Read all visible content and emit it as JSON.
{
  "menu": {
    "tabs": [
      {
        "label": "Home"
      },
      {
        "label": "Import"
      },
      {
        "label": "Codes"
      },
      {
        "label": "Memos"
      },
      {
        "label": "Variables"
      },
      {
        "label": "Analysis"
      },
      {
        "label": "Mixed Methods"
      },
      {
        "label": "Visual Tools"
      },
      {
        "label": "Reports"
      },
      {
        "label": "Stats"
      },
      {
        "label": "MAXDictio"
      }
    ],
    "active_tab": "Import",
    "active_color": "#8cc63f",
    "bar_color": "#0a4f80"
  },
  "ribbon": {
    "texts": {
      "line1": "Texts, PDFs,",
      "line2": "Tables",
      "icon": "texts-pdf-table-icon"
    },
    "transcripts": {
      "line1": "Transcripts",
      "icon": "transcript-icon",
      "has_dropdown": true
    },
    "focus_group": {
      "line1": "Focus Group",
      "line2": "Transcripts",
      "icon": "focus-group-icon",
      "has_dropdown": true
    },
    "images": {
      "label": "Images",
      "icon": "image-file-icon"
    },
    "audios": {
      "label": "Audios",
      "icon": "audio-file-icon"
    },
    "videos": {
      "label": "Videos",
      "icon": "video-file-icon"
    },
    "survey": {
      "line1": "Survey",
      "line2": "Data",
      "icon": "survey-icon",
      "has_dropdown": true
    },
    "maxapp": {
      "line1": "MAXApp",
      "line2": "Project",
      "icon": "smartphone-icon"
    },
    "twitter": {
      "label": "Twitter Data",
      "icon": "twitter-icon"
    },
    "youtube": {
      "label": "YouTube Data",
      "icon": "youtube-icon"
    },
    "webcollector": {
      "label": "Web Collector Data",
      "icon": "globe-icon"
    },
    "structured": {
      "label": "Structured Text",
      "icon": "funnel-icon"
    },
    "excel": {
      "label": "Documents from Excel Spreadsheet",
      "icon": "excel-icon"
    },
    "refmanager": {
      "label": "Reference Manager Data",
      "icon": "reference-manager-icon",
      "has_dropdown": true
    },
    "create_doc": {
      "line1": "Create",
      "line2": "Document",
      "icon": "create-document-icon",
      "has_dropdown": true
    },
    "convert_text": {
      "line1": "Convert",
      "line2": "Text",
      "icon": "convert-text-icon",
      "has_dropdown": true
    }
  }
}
....
[WHAT IS NEEDED]
Find the lines of the material that hold the word "Data" and report their count alone.

[SOLVED PROBLEM]
5